>> start

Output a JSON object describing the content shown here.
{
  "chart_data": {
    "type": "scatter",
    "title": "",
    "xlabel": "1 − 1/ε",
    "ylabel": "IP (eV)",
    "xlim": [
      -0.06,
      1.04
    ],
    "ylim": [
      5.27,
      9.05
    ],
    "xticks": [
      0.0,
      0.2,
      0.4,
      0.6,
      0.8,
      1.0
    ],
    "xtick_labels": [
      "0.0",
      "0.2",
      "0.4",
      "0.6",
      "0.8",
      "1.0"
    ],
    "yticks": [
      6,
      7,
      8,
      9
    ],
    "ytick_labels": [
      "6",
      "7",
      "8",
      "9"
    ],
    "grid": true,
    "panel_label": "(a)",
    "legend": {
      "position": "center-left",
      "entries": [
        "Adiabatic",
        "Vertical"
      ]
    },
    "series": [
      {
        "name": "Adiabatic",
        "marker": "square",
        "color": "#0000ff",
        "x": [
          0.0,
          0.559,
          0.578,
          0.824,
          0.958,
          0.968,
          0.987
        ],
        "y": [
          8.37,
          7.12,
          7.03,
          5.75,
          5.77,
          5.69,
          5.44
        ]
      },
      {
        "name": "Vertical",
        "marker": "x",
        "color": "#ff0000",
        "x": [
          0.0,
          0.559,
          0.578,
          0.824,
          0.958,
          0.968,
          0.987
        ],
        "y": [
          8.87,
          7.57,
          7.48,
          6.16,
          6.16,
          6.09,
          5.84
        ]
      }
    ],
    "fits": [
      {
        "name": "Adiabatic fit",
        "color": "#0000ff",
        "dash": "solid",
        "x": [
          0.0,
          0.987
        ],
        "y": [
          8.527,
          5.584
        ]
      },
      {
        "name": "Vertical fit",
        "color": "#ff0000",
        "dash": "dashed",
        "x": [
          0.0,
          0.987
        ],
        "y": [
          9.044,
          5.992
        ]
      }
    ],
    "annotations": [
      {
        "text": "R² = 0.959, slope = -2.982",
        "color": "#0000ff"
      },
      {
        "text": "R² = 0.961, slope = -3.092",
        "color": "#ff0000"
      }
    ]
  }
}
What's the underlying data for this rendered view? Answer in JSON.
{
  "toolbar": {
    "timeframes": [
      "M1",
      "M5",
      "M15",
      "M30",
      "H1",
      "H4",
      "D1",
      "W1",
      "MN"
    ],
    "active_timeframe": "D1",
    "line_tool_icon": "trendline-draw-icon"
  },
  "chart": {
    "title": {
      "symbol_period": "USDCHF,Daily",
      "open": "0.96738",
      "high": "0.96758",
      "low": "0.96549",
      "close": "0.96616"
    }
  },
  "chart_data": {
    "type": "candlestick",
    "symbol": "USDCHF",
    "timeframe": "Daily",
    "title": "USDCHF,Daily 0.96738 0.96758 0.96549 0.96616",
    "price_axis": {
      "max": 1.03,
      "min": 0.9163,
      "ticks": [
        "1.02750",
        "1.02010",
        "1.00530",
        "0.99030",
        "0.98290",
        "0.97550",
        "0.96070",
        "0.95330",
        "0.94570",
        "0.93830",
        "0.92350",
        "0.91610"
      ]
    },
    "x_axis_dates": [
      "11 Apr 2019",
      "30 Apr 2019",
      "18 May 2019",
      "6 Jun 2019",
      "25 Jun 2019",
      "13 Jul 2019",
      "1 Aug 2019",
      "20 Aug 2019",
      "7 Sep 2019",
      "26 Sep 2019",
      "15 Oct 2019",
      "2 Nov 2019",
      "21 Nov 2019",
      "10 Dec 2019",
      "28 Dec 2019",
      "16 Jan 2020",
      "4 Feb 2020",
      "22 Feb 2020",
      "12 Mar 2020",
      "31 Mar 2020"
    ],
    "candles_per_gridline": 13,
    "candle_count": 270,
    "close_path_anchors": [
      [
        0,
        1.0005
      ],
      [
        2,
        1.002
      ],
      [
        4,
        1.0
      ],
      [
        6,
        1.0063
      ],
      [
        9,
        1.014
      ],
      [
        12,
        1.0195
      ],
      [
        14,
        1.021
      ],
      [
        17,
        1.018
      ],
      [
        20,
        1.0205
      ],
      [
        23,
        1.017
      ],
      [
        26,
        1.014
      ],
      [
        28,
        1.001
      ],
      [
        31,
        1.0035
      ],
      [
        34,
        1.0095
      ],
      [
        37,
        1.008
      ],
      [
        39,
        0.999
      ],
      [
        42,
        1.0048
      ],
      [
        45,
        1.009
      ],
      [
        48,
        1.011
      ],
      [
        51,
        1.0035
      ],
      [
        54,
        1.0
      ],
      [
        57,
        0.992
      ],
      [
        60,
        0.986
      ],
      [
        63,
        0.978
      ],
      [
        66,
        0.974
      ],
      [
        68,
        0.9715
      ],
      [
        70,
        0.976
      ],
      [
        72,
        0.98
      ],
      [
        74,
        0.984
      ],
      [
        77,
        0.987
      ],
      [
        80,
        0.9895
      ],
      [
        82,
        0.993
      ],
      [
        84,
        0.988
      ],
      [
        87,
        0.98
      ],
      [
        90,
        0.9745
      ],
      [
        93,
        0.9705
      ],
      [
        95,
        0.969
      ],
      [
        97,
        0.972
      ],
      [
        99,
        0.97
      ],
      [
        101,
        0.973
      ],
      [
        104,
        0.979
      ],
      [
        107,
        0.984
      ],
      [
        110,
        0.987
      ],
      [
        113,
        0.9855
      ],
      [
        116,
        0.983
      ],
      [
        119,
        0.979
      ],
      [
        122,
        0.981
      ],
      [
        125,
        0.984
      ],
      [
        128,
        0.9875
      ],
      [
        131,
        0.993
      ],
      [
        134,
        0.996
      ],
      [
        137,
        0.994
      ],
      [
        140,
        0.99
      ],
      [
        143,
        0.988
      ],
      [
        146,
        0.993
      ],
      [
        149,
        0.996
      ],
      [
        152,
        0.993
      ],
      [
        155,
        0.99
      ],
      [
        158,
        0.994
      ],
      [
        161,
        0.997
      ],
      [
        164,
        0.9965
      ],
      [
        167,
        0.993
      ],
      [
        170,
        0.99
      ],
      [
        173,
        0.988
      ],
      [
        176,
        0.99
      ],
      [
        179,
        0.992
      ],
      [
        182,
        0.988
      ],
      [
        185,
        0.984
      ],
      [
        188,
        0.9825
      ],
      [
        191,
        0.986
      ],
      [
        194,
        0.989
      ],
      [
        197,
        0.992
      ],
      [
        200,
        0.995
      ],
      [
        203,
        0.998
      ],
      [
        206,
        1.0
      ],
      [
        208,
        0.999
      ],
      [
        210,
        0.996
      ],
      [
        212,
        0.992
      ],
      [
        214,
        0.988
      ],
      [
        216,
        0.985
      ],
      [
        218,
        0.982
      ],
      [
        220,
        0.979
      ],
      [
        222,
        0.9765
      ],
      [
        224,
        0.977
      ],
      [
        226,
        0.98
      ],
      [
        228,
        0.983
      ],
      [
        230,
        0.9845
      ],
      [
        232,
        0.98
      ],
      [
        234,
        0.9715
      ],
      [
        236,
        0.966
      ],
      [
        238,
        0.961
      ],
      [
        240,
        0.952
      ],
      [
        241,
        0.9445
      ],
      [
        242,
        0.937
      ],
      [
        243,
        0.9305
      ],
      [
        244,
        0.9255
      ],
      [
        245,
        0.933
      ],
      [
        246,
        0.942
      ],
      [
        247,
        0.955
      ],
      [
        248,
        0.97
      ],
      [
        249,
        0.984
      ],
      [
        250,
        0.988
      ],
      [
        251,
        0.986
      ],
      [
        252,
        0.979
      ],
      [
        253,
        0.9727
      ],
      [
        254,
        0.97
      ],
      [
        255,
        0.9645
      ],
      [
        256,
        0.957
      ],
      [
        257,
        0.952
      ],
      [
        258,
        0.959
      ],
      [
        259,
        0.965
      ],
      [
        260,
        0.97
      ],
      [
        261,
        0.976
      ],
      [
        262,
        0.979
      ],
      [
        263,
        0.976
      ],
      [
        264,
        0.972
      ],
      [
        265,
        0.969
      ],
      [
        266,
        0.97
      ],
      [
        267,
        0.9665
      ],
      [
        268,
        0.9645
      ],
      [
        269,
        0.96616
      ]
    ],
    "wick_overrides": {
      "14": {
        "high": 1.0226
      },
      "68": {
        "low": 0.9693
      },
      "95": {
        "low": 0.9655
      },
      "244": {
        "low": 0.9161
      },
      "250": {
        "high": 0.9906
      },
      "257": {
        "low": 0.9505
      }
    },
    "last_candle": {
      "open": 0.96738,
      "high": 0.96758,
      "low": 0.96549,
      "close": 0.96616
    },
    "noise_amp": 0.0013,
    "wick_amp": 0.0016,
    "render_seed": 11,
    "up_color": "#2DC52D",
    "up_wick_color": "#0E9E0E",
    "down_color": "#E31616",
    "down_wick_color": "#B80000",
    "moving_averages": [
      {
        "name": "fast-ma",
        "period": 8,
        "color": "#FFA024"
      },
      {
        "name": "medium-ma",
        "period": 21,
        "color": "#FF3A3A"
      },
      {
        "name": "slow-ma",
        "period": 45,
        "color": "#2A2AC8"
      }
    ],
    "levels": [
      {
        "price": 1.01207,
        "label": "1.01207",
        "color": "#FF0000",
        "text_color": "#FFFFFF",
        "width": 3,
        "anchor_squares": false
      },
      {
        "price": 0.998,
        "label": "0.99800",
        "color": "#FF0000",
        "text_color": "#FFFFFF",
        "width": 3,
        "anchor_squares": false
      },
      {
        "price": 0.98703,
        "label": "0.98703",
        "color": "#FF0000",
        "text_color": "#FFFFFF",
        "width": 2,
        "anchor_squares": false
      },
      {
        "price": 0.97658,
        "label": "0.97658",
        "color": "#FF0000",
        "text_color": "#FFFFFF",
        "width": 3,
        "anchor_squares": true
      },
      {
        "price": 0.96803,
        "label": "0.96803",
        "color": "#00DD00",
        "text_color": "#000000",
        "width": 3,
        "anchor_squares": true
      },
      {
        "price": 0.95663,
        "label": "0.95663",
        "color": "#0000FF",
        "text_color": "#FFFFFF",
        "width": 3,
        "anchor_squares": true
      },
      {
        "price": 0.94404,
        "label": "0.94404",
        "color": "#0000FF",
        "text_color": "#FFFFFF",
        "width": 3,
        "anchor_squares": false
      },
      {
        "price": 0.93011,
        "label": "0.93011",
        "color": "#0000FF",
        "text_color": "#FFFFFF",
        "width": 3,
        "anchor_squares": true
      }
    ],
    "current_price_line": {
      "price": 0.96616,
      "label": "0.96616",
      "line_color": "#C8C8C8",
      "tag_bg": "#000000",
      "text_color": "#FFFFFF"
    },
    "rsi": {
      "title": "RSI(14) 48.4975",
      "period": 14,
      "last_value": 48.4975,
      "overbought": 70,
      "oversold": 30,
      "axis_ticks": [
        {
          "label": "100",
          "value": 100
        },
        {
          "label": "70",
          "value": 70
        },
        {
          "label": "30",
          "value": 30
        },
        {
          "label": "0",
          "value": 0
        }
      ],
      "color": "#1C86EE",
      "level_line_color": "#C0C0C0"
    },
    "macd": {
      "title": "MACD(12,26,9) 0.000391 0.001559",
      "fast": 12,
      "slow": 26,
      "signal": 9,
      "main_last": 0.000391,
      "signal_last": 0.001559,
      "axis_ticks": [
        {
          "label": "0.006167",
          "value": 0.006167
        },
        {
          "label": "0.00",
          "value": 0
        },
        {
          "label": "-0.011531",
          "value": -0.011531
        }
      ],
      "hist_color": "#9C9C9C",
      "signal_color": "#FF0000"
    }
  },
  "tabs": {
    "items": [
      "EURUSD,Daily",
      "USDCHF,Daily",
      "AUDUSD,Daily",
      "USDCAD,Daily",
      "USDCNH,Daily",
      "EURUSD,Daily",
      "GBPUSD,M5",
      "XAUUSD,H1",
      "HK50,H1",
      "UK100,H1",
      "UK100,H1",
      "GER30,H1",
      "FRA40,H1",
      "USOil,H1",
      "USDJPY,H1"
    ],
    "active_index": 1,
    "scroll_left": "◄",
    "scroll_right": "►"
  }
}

>> end

**REQUIRED TASK**
Exactly how many lines of the listing above contain the string "Vertical"? Give no more than the number.

**WRITTEN REPLY**
3